* [What needs to be done]: Track down every line below that holds "title" and copy it.

■ ■ ■ ■

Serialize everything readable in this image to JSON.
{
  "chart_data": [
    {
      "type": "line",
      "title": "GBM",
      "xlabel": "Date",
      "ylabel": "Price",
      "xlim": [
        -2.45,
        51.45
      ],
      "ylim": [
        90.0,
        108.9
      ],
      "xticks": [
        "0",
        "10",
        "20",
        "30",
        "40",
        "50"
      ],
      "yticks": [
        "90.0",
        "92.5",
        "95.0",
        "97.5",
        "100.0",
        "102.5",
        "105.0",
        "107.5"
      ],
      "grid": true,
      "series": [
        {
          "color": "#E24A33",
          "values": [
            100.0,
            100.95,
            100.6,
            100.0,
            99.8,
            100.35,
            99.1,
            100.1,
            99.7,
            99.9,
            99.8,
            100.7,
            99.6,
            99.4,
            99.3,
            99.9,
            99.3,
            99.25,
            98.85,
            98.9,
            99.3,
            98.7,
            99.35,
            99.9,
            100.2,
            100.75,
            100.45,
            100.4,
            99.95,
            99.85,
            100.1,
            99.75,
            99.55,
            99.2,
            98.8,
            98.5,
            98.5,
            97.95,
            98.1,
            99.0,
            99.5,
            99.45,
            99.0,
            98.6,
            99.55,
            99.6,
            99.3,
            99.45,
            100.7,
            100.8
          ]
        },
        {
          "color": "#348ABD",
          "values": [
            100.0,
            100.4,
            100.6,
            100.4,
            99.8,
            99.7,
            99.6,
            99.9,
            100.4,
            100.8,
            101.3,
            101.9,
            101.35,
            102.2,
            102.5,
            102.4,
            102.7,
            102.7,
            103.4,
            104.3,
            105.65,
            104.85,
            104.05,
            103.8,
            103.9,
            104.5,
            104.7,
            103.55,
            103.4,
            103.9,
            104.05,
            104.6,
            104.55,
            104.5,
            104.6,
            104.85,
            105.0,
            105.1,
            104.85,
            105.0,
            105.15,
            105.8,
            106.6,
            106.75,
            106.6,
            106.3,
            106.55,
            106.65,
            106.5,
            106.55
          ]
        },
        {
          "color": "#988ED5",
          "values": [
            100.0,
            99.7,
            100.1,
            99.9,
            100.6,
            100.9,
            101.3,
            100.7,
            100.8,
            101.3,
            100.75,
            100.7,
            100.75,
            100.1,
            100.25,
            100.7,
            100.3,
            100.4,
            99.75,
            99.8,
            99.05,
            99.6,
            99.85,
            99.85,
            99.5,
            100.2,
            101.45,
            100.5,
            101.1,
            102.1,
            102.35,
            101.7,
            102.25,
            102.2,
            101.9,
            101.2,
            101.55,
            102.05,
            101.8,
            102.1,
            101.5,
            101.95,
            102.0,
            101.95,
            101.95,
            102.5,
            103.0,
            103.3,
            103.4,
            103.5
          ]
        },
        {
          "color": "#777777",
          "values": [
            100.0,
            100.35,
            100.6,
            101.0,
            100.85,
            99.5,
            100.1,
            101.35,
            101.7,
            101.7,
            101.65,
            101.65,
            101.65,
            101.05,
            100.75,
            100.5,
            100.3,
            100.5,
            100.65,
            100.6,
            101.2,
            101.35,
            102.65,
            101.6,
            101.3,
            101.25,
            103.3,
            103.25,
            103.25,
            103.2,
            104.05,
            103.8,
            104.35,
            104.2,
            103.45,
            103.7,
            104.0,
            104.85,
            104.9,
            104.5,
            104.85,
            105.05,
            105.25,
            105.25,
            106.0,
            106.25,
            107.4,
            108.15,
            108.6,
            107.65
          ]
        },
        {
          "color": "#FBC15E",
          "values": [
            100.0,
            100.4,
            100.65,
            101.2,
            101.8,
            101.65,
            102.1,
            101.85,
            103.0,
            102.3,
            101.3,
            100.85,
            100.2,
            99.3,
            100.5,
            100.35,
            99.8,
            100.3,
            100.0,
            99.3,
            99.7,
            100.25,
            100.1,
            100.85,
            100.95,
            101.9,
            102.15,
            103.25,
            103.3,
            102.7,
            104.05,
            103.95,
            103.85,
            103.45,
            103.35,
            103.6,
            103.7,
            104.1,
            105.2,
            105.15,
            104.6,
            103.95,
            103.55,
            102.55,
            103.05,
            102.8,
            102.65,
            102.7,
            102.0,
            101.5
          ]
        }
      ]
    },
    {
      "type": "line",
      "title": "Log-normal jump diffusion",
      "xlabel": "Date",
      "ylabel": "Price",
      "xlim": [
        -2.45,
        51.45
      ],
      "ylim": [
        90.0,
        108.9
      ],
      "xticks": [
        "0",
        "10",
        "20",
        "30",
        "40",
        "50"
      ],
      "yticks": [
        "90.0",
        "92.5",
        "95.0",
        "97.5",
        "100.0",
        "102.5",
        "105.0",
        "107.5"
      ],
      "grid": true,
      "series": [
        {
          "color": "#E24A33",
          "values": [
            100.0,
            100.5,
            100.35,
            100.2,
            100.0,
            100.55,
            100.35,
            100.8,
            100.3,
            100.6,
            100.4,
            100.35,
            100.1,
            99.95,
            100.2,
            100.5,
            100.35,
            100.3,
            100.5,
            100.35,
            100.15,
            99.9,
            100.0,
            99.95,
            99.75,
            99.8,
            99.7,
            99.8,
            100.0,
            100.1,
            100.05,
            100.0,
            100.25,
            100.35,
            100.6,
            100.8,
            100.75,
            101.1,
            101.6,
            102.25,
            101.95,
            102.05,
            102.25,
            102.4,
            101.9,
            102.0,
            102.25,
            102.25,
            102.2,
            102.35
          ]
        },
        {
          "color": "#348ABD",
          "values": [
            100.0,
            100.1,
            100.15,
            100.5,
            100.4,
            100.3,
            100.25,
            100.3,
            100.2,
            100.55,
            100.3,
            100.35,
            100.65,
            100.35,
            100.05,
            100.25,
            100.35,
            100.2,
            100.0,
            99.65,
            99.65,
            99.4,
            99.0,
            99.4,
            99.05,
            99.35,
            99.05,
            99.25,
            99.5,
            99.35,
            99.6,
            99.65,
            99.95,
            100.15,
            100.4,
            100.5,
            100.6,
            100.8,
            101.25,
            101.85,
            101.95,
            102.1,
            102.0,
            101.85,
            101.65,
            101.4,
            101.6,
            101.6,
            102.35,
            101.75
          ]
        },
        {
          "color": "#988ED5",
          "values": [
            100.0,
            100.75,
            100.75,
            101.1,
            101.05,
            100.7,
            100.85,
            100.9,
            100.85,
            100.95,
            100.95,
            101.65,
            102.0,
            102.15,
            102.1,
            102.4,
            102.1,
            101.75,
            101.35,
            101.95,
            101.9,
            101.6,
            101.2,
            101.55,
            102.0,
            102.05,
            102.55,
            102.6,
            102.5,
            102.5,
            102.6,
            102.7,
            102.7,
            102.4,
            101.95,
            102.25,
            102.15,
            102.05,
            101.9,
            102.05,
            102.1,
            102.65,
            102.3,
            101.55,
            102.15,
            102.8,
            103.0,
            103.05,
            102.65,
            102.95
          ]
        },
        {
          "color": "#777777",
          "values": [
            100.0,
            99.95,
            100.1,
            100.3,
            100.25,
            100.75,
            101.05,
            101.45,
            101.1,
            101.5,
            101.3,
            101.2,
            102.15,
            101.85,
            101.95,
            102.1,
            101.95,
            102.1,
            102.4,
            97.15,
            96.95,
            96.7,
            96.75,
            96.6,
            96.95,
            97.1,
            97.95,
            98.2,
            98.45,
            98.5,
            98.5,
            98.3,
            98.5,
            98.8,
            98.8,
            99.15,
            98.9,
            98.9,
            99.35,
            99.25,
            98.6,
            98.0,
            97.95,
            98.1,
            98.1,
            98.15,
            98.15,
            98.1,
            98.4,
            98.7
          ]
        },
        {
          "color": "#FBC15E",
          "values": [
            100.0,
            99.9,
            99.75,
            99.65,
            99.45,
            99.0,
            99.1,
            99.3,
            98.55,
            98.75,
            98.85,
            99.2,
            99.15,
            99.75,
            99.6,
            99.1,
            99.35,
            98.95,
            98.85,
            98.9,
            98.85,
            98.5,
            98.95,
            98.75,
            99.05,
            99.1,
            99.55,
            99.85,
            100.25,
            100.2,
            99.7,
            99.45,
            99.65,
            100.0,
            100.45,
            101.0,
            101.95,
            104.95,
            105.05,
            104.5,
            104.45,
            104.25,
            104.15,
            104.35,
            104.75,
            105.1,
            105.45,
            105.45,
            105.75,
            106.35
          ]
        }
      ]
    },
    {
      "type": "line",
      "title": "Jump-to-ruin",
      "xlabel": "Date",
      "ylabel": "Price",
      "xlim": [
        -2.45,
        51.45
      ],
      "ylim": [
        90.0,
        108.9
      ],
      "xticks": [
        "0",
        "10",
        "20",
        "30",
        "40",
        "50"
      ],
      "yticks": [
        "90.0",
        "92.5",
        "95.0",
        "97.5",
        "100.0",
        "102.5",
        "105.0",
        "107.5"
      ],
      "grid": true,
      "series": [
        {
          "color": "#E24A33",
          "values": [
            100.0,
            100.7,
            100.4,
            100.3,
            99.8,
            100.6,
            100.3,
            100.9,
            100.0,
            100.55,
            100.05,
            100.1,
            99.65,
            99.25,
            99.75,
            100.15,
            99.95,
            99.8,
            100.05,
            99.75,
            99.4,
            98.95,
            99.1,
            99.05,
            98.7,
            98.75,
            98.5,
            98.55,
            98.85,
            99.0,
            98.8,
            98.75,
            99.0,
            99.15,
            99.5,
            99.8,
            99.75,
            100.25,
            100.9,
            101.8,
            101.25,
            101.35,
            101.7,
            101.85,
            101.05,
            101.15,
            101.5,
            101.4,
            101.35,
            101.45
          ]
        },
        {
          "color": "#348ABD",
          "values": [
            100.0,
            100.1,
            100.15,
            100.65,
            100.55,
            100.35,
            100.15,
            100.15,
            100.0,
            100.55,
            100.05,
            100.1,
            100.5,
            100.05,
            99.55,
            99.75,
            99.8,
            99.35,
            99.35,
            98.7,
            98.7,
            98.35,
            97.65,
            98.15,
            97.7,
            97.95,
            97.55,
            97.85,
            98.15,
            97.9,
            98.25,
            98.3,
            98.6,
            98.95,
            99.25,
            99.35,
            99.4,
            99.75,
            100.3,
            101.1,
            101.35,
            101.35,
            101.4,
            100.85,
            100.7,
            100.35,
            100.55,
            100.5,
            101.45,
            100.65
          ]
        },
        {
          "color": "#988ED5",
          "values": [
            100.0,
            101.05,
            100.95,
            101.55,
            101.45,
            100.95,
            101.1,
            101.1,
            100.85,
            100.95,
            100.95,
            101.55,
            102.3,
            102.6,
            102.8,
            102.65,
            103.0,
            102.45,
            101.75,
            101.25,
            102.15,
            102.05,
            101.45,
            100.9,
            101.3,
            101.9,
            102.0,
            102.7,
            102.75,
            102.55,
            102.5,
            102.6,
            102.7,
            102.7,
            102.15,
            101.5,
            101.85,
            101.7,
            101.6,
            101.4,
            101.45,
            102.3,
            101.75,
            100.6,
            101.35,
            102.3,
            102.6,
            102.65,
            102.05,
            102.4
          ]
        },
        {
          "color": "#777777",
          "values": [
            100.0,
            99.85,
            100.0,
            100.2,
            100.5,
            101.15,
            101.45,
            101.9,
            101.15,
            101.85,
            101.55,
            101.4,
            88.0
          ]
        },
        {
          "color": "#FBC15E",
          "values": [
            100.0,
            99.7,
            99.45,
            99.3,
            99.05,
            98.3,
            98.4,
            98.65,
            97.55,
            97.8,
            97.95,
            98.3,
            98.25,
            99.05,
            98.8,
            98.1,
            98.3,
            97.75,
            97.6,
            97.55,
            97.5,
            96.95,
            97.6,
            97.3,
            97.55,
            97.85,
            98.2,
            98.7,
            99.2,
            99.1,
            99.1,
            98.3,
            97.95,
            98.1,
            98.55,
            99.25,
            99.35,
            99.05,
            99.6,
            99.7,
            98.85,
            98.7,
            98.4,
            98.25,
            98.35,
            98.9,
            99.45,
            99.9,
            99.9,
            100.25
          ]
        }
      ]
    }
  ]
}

■ ■ ■ ■

* [Full response]:
      "title": "GBM",
      "title": "Log-normal jump diffusion",
      "title": "Jump-to-ruin",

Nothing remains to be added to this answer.